**WHAT TO WORK ON**
Pictures aside, repeat every entry exactly.

**DATA EXTRACT**
···
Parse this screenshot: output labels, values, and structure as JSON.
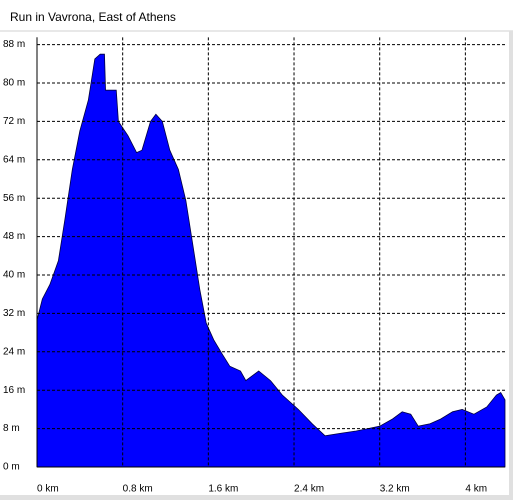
{
  "chart_data": {
    "type": "area",
    "title": "Run in Vavrona, East of Athens",
    "x": [
      0,
      0.05,
      0.12,
      0.2,
      0.26,
      0.33,
      0.4,
      0.48,
      0.54,
      0.59,
      0.63,
      0.64,
      0.74,
      0.76,
      0.85,
      0.93,
      0.98,
      1.06,
      1.11,
      1.17,
      1.24,
      1.32,
      1.39,
      1.45,
      1.52,
      1.58,
      1.65,
      1.73,
      1.8,
      1.9,
      1.95,
      2.07,
      2.18,
      2.29,
      2.44,
      2.57,
      2.69,
      2.83,
      2.98,
      3.09,
      3.2,
      3.32,
      3.41,
      3.49,
      3.56,
      3.67,
      3.77,
      3.88,
      3.97,
      4.08,
      4.2,
      4.29,
      4.33,
      4.37
    ],
    "values": [
      30.6,
      35,
      38,
      43,
      51.5,
      62,
      70,
      76.5,
      85,
      86,
      86,
      78.5,
      78.5,
      72,
      69,
      65.5,
      66,
      72,
      73.5,
      72,
      66,
      62,
      55.5,
      47,
      37,
      30,
      26.5,
      23.5,
      21,
      20,
      18,
      20,
      18,
      15,
      12,
      9,
      6.5,
      7,
      7.5,
      8,
      8.5,
      10,
      11.5,
      11,
      8.5,
      9,
      10,
      11.5,
      12,
      11,
      12.5,
      15,
      15.5,
      14
    ],
    "color": "#0000ff",
    "xlim": [
      0,
      4.37
    ],
    "xticks": [
      {
        "value": 0,
        "label": "0 km"
      },
      {
        "value": 0.8,
        "label": "0.8 km"
      },
      {
        "value": 1.6,
        "label": "1.6 km"
      },
      {
        "value": 2.4,
        "label": "2.4 km"
      },
      {
        "value": 3.2,
        "label": "3.2 km"
      },
      {
        "value": 4,
        "label": "4 km"
      }
    ],
    "ylim": [
      0,
      89.5
    ],
    "yticks": [
      {
        "value": 0,
        "label": "0 m"
      },
      {
        "value": 8,
        "label": "8 m"
      },
      {
        "value": 16,
        "label": "16 m"
      },
      {
        "value": 24,
        "label": "24 m"
      },
      {
        "value": 32,
        "label": "32 m"
      },
      {
        "value": 40,
        "label": "40 m"
      },
      {
        "value": 48,
        "label": "48 m"
      },
      {
        "value": 56,
        "label": "56 m"
      },
      {
        "value": 64,
        "label": "64 m"
      },
      {
        "value": 72,
        "label": "72 m"
      },
      {
        "value": 80,
        "label": "80 m"
      },
      {
        "value": 88,
        "label": "88 m"
      }
    ],
    "grid": true
  }
}
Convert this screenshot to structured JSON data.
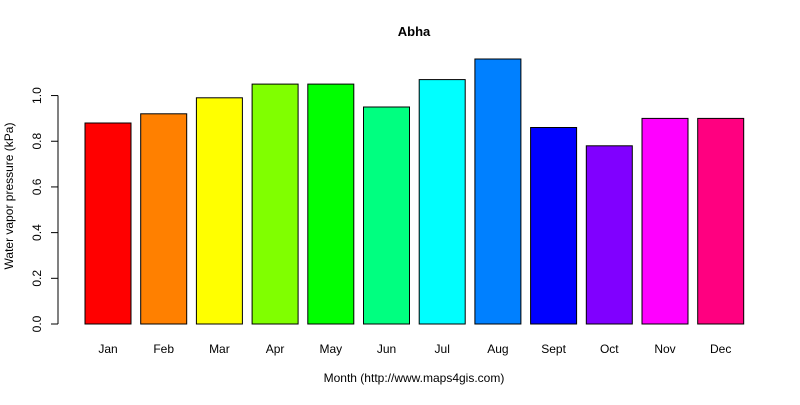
{
  "chart_data": {
    "type": "bar",
    "title": "Abha",
    "xlabel": "Month (http://www.maps4gis.com)",
    "ylabel": "Water vapor pressure (kPa)",
    "categories": [
      "Jan",
      "Feb",
      "Mar",
      "Apr",
      "May",
      "Jun",
      "Jul",
      "Aug",
      "Sept",
      "Oct",
      "Nov",
      "Dec"
    ],
    "values": [
      0.88,
      0.92,
      0.99,
      1.05,
      1.05,
      0.95,
      1.07,
      1.16,
      0.86,
      0.78,
      0.9,
      0.9
    ],
    "colors": [
      "#FF0000",
      "#FF8000",
      "#FFFF00",
      "#80FF00",
      "#00FF00",
      "#00FF80",
      "#00FFFF",
      "#0080FF",
      "#0000FF",
      "#8000FF",
      "#FF00FF",
      "#FF0080"
    ],
    "ylim": [
      0,
      1.16
    ],
    "yticks": [
      0.0,
      0.2,
      0.4,
      0.6,
      0.8,
      1.0
    ],
    "ytick_labels": [
      "0.0",
      "0.2",
      "0.4",
      "0.6",
      "0.8",
      "1.0"
    ],
    "grid": false,
    "legend": "none"
  }
}
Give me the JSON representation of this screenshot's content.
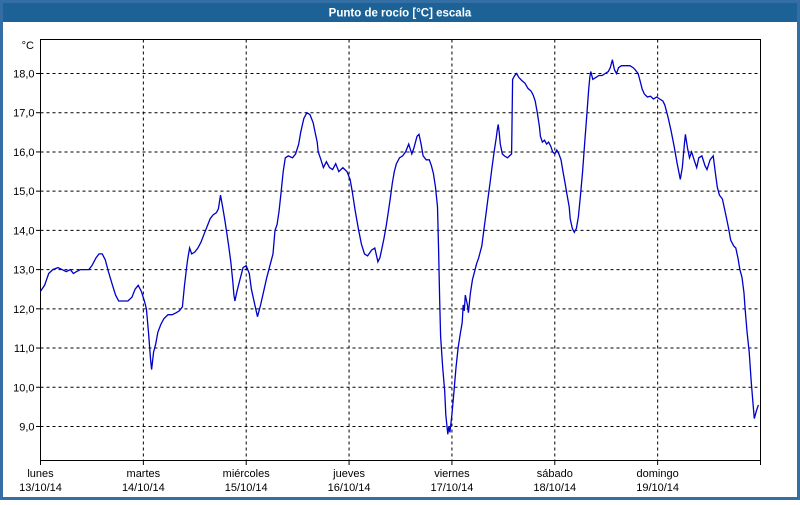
···
**EXERCISE ANSWER**
Parse this screenshot: output labels, values, and structure as JSON.
{
  "chart_data": {
    "type": "area",
    "title": "Run in Vavrona, East of Athens",
    "x": [
      0,
      0.05,
      0.12,
      0.2,
      0.26,
      0.33,
      0.4,
      0.48,
      0.54,
      0.59,
      0.63,
      0.64,
      0.74,
      0.76,
      0.85,
      0.93,
      0.98,
      1.06,
      1.11,
      1.17,
      1.24,
      1.32,
      1.39,
      1.45,
      1.52,
      1.58,
      1.65,
      1.73,
      1.8,
      1.9,
      1.95,
      2.07,
      2.18,
      2.29,
      2.44,
      2.57,
      2.69,
      2.83,
      2.98,
      3.09,
      3.2,
      3.32,
      3.41,
      3.49,
      3.56,
      3.67,
      3.77,
      3.88,
      3.97,
      4.08,
      4.2,
      4.29,
      4.33,
      4.37
    ],
    "values": [
      30.6,
      35,
      38,
      43,
      51.5,
      62,
      70,
      76.5,
      85,
      86,
      86,
      78.5,
      78.5,
      72,
      69,
      65.5,
      66,
      72,
      73.5,
      72,
      66,
      62,
      55.5,
      47,
      37,
      30,
      26.5,
      23.5,
      21,
      20,
      18,
      20,
      18,
      15,
      12,
      9,
      6.5,
      7,
      7.5,
      8,
      8.5,
      10,
      11.5,
      11,
      8.5,
      9,
      10,
      11.5,
      12,
      11,
      12.5,
      15,
      15.5,
      14
    ],
    "color": "#0000ff",
    "xlim": [
      0,
      4.37
    ],
    "xticks": [
      {
        "value": 0,
        "label": "0 km"
      },
      {
        "value": 0.8,
        "label": "0.8 km"
      },
      {
        "value": 1.6,
        "label": "1.6 km"
      },
      {
        "value": 2.4,
        "label": "2.4 km"
      },
      {
        "value": 3.2,
        "label": "3.2 km"
      },
      {
        "value": 4,
        "label": "4 km"
      }
    ],
    "ylim": [
      0,
      89.5
    ],
    "yticks": [
      {
        "value": 0,
        "label": "0 m"
      },
      {
        "value": 8,
        "label": "8 m"
      },
      {
        "value": 16,
        "label": "16 m"
      },
      {
        "value": 24,
        "label": "24 m"
      },
      {
        "value": 32,
        "label": "32 m"
      },
      {
        "value": 40,
        "label": "40 m"
      },
      {
        "value": 48,
        "label": "48 m"
      },
      {
        "value": 56,
        "label": "56 m"
      },
      {
        "value": 64,
        "label": "64 m"
      },
      {
        "value": 72,
        "label": "72 m"
      },
      {
        "value": 80,
        "label": "80 m"
      },
      {
        "value": 88,
        "label": "88 m"
      }
    ],
    "grid": true
  }
}
Convert this screenshot to structured JSON data.
{
  "chart_data": {
    "type": "bar",
    "title": "Abha",
    "xlabel": "Month (http://www.maps4gis.com)",
    "ylabel": "Water vapor pressure (kPa)",
    "categories": [
      "Jan",
      "Feb",
      "Mar",
      "Apr",
      "May",
      "Jun",
      "Jul",
      "Aug",
      "Sept",
      "Oct",
      "Nov",
      "Dec"
    ],
    "values": [
      0.88,
      0.92,
      0.99,
      1.05,
      1.05,
      0.95,
      1.07,
      1.16,
      0.86,
      0.78,
      0.9,
      0.9
    ],
    "colors": [
      "#FF0000",
      "#FF8000",
      "#FFFF00",
      "#80FF00",
      "#00FF00",
      "#00FF80",
      "#00FFFF",
      "#0080FF",
      "#0000FF",
      "#8000FF",
      "#FF00FF",
      "#FF0080"
    ],
    "ylim": [
      0,
      1.16
    ],
    "yticks": [
      0.0,
      0.2,
      0.4,
      0.6,
      0.8,
      1.0
    ],
    "ytick_labels": [
      "0.0",
      "0.2",
      "0.4",
      "0.6",
      "0.8",
      "1.0"
    ],
    "grid": false,
    "legend": "none"
  }
}
Give me the JSON representation of this screenshot's content.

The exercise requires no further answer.